* [Exercise details] Please write out the material below exactly as given.

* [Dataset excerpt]
···

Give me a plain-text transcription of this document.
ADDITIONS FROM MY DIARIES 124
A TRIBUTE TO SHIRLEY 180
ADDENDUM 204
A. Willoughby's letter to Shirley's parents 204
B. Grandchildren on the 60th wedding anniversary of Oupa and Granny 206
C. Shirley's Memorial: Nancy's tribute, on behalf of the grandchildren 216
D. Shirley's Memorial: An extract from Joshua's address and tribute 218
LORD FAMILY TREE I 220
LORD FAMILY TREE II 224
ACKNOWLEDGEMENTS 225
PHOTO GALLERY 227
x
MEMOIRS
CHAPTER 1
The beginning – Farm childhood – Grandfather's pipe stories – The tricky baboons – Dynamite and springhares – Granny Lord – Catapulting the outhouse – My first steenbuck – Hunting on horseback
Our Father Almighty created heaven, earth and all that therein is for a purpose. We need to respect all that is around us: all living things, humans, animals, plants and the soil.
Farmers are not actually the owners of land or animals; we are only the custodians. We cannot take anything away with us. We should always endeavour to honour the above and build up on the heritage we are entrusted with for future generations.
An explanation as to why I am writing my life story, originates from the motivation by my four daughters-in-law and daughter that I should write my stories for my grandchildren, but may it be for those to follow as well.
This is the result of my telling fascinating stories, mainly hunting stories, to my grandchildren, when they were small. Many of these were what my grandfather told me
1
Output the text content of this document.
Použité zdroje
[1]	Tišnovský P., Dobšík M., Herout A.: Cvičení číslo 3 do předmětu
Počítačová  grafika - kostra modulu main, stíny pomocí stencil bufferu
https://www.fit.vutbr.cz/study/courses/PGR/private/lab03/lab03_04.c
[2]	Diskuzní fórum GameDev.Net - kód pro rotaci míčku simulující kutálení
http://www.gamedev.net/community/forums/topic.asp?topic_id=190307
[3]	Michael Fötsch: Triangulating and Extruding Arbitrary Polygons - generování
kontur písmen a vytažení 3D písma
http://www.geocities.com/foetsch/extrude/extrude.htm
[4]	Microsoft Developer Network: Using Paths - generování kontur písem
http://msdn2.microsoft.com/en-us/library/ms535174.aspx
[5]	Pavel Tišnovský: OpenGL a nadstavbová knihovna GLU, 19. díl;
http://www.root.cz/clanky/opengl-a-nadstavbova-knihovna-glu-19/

···

* [Correct result]
Give me a plain-text transcription of this document.
ADDITIONS FROM MY DIARIES 124
A TRIBUTE TO SHIRLEY 180
ADDENDUM 204
A. Willoughby's letter to Shirley's parents 204
B. Grandchildren on the 60th wedding anniversary of Oupa and Granny 206
C. Shirley's Memorial: Nancy's tribute, on behalf of the grandchildren 216
D. Shirley's Memorial: An extract from Joshua's address and tribute 218
LORD FAMILY TREE I 220
LORD FAMILY TREE II 224
ACKNOWLEDGEMENTS 225
PHOTO GALLERY 227
x
MEMOIRS
CHAPTER 1
The beginning – Farm childhood – Grandfather's pipe stories – The tricky baboons – Dynamite and springhares – Granny Lord – Catapulting the outhouse – My first steenbuck – Hunting on horseback
Our Father Almighty created heaven, earth and all that therein is for a purpose. We need to respect all that is around us: all living things, humans, animals, plants and the soil.
Farmers are not actually the owners of land or animals; we are only the custodians. We cannot take anything away with us. We should always endeavour to honour the above and build up on the heritage we are entrusted with for future generations.
An explanation as to why I am writing my life story, originates from the motivation by my four daughters-in-law and daughter that I should write my stories for my grandchildren, but may it be for those to follow as well.
This is the result of my telling fascinating stories, mainly hunting stories, to my grandchildren, when they were small. Many of these were what my grandfather told me
1
Output the text content of this document.
Použité zdroje
[1]	Tišnovský P., Dobšík M., Herout A.: Cvičení číslo 3 do předmětu
Počítačová  grafika - kostra modulu main, stíny pomocí stencil bufferu
https://www.fit.vutbr.cz/study/courses/PGR/private/lab03/lab03_04.c
[2]	Diskuzní fórum GameDev.Net - kód pro rotaci míčku simulující kutálení
http://www.gamedev.net/community/forums/topic.asp?topic_id=190307
[3]	Michael Fötsch: Triangulating and Extruding Arbitrary Polygons - generování
kontur písmen a vytažení 3D písma
http://www.geocities.com/foetsch/extrude/extrude.htm
[4]	Microsoft Developer Network: Using Paths - generování kontur písem
http://msdn2.microsoft.com/en-us/library/ms535174.aspx
[5]	Pavel Tišnovský: OpenGL a nadstavbová knihovna GLU, 19. díl;
http://www.root.cz/clanky/opengl-a-nadstavbova-knihovna-glu-19/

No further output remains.